Stored data entries:
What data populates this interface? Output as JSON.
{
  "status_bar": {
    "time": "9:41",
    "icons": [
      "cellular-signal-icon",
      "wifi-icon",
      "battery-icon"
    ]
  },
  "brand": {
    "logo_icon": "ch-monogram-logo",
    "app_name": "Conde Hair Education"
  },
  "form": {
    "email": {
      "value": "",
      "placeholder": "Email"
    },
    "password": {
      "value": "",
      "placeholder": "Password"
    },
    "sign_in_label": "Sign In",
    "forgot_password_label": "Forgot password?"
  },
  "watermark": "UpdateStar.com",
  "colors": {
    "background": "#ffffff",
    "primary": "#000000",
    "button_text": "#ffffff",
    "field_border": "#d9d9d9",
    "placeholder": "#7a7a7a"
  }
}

...

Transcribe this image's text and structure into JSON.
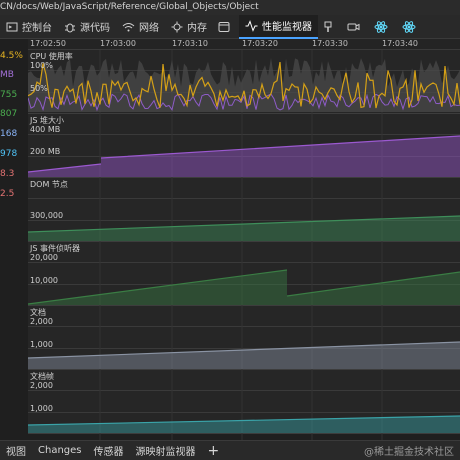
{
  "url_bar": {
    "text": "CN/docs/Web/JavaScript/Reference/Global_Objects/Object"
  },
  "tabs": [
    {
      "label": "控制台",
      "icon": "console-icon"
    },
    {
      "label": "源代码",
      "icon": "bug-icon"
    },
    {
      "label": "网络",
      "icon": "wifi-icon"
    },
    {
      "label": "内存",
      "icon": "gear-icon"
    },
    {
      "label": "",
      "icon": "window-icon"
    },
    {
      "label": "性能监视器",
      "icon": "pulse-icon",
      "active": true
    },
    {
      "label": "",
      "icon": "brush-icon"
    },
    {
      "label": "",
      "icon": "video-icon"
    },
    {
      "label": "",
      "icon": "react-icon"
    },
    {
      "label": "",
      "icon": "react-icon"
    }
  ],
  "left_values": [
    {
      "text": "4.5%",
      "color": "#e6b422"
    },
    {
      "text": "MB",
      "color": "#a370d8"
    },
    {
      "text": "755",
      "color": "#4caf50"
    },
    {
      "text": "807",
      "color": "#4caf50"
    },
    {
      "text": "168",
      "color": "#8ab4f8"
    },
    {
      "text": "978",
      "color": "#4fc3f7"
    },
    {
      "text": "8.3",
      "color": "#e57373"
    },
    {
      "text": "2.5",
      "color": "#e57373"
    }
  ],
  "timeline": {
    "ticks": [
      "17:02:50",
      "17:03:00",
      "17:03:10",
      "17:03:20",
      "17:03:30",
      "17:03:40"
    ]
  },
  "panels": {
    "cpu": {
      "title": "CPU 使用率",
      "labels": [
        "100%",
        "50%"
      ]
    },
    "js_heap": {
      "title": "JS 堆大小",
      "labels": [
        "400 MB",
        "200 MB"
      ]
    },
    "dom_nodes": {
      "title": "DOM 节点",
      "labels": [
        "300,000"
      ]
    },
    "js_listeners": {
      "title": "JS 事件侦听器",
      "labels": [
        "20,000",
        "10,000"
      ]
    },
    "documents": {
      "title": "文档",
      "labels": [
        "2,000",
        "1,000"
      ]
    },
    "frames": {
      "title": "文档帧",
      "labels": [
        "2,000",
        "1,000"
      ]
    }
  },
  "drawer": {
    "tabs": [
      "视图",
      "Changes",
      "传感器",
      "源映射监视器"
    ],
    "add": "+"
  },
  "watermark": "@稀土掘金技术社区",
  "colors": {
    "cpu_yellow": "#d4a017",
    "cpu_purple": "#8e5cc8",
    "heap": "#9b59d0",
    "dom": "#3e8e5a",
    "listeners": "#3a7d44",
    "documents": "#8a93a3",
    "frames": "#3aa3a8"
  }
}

Given instruction: All lines holding the word "ffffff" should be picked out and copied.

Solution:
    "background": "#ffffff",
    "button_text": "#ffffff",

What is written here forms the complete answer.